TASK TO CARRY OUT
Write out the full listing again, exactly as it stands.

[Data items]
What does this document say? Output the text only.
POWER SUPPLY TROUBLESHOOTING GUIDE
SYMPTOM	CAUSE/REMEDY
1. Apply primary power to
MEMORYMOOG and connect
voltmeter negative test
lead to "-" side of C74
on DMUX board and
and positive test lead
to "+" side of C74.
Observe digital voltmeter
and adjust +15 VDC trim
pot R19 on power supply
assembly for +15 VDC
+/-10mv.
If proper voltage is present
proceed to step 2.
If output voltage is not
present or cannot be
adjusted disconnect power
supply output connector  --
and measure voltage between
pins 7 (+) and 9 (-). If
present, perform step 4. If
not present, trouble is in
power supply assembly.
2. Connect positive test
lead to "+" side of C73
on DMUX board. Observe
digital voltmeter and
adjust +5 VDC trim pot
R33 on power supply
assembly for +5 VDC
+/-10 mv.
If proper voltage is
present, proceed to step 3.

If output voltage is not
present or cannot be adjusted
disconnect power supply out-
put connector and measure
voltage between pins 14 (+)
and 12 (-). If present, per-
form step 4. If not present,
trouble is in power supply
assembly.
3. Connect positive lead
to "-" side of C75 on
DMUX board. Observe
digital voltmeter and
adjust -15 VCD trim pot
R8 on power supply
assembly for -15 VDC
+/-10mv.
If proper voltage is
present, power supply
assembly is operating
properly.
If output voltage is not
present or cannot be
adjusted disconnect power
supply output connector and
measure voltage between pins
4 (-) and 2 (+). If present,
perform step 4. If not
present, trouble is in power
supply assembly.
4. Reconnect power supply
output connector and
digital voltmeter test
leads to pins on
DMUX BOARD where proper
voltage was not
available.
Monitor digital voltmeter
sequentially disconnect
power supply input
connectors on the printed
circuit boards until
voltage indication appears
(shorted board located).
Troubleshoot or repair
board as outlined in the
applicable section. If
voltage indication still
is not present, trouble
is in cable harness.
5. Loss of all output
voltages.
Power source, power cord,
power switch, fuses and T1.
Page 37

FULL OUTPUT
What does this document say? Output the text only.
POWER SUPPLY TROUBLESHOOTING GUIDE
SYMPTOM	CAUSE/REMEDY
1. Apply primary power to
MEMORYMOOG and connect
voltmeter negative test
lead to "-" side of C74
on DMUX board and
and positive test lead
to "+" side of C74.
Observe digital voltmeter
and adjust +15 VDC trim
pot R19 on power supply
assembly for +15 VDC
+/-10mv.
If proper voltage is present
proceed to step 2.
If output voltage is not
present or cannot be
adjusted disconnect power
supply output connector  --
and measure voltage between
pins 7 (+) and 9 (-). If
present, perform step 4. If
not present, trouble is in
power supply assembly.
2. Connect positive test
lead to "+" side of C73
on DMUX board. Observe
digital voltmeter and
adjust +5 VDC trim pot
R33 on power supply
assembly for +5 VDC
+/-10 mv.
If proper voltage is
present, proceed to step 3.

If output voltage is not
present or cannot be adjusted
disconnect power supply out-
put connector and measure
voltage between pins 14 (+)
and 12 (-). If present, per-
form step 4. If not present,
trouble is in power supply
assembly.
3. Connect positive lead
to "-" side of C75 on
DMUX board. Observe
digital voltmeter and
adjust -15 VCD trim pot
R8 on power supply
assembly for -15 VDC
+/-10mv.
If proper voltage is
present, power supply
assembly is operating
properly.
If output voltage is not
present or cannot be
adjusted disconnect power
supply output connector and
measure voltage between pins
4 (-) and 2 (+). If present,
perform step 4. If not
present, trouble is in power
supply assembly.
4. Reconnect power supply
output connector and
digital voltmeter test
leads to pins on
DMUX BOARD where proper
voltage was not
available.
Monitor digital voltmeter
sequentially disconnect
power supply input
connectors on the printed
circuit boards until
voltage indication appears
(shorted board located).
Troubleshoot or repair
board as outlined in the
applicable section. If
voltage indication still
is not present, trouble
is in cable harness.
5. Loss of all output
voltages.
Power source, power cord,
power switch, fuses and T1.
Page 37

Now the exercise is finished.